## BEGIN TEXT

Big Oil vs. NRA...Dun Dun Dunn-n-n-n

Sure, it’s bullshit, but why should bullshit be illegal? Especially if it’s bullshit taking place on private property.

It’s pretty irrelevant that the guns were stored in accordance with state laws. It’s not public property so if the company had a rule that no guns were allowed on the property, then that rule should be respected. There are a lot of things that are legal in the state I own property in, but I don’t want all of those things taking place on that property. I have the right to define what type of activity takes place there. I can even choose to make bullshit rules if I want. No state law should interefere with that.

Yep. You guys are right. I retract my earlier statement.

The companies are being assholes for firing workers for having a damn muzzle loader in their car on the first day of hunting season. I sure hope the NRA beats the shit out of them for that. I also hope that they successfully boycott companies with such practices. However, the law proposed in Oklahoma does seem to be overreaching. They can do whatever they like on public property, including banning guns.

## END TEXT

◆ **TO-DO LIST**
a. Translate this sentence from the gun-policy text into Spanish: "I have the right to define what type of activity takes place there."
b. Write the next few sentences of the gun-policy text, starting right after its last sentence.
The lines after this text have no role in any of this work.

## BEGIN DATA ENTRIES

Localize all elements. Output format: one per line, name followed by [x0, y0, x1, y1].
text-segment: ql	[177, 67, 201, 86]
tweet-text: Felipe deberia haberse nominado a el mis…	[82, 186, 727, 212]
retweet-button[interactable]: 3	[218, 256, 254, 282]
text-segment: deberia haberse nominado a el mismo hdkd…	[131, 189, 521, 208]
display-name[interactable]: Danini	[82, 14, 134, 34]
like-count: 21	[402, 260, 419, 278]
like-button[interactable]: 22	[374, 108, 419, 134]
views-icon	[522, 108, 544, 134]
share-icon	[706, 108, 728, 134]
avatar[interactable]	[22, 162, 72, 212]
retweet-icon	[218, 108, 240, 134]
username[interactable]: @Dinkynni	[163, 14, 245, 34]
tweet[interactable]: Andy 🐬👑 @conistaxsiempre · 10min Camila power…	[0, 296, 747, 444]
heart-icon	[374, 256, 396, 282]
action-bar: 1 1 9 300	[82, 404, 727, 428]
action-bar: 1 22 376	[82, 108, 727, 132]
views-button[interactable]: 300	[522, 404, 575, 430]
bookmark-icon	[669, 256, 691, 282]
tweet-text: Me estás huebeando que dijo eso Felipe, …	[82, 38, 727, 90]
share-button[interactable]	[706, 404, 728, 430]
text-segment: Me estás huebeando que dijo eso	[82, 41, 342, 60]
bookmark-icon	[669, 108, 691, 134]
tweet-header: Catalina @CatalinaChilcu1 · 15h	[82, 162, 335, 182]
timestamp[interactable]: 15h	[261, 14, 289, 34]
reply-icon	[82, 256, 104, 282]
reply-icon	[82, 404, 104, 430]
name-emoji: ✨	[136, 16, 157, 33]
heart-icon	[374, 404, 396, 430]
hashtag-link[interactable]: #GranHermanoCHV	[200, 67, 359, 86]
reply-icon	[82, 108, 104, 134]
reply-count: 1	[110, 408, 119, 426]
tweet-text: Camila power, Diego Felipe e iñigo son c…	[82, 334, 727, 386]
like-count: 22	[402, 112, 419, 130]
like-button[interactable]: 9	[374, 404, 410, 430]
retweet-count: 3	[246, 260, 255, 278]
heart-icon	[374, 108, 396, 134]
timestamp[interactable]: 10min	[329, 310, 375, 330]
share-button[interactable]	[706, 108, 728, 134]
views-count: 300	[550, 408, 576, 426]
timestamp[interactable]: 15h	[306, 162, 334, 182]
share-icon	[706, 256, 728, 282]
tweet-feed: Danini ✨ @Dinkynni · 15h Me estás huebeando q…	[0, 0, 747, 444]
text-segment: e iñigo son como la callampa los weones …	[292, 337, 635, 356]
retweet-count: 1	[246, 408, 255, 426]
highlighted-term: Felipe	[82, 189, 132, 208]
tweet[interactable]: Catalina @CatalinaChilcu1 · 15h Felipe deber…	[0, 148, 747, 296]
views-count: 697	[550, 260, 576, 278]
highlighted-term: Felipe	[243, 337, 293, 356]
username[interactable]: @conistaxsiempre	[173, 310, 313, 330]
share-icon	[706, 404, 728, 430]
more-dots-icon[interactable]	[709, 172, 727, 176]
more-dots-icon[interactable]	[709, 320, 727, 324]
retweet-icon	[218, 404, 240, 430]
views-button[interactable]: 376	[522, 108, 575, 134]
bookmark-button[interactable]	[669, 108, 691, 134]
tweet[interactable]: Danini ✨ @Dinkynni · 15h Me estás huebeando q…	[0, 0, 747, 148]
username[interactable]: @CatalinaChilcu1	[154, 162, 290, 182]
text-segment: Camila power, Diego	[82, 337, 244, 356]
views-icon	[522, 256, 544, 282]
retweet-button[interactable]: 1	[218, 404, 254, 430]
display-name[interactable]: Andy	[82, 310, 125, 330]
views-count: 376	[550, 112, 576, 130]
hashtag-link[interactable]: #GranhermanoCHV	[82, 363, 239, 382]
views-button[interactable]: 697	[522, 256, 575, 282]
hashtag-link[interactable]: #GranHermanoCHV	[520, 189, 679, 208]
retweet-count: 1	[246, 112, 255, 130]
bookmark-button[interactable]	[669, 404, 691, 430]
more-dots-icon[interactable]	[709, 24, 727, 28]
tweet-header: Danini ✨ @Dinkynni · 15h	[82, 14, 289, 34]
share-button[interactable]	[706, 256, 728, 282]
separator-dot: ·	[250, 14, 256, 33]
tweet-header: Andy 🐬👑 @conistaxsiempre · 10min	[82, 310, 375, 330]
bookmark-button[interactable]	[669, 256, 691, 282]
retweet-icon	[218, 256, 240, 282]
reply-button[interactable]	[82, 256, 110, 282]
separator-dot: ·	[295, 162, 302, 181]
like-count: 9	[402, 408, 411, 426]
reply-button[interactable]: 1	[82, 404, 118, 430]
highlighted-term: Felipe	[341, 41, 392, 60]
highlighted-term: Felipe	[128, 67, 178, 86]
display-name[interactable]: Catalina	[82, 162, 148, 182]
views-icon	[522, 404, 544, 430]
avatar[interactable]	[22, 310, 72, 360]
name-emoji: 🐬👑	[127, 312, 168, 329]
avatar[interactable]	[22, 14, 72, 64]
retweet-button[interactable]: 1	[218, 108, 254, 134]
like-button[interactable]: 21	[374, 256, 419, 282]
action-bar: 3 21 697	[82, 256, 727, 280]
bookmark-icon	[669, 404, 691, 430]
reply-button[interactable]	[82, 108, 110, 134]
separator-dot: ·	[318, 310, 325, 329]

## END DATA ENTRIES

◆ **REPLIES**
a. Tengo derecho a definir qué tipo de actividad se realiza allí.

b.
I wonder if the company had a policy about firearms and if this policy was made available to the workers prior to them getting fired. I’d think that if not, they would have a strong case to collect unemployment from the company. Otherwise any company could just invent a stupid policy and then use it to lay off workers without having to pay. Fire all the workers with red cars, for example.

I did a little more digging, and unsurprisingly the NRA itself has the fullest version of the story:

I knew I remembered reading something about this in the NRA magazine.

I’m definitely with the NRA up to this point. It’s where the Oklahoma law gets proposed that I start to get unsure about this…

Yeah, but I’m trying to think of this as a rights issue. I know that if it were a freedom-of-speech issue, for example, I’d resent an employer’s trying to lean on employees even if they had a legal right to do so. E.g., that employer who fired a worker whose car had a political bumpersticker that he found ideologically distasteful. I may agree that the employer is legally entitled to do something like that but personally I still find it pretty damn oppressive. The argument would be that an individual’s exercising his/her fundamental constitutional right is just as important, or more important, than the employer’s maintaining absolute control over whatever happens on his/her property.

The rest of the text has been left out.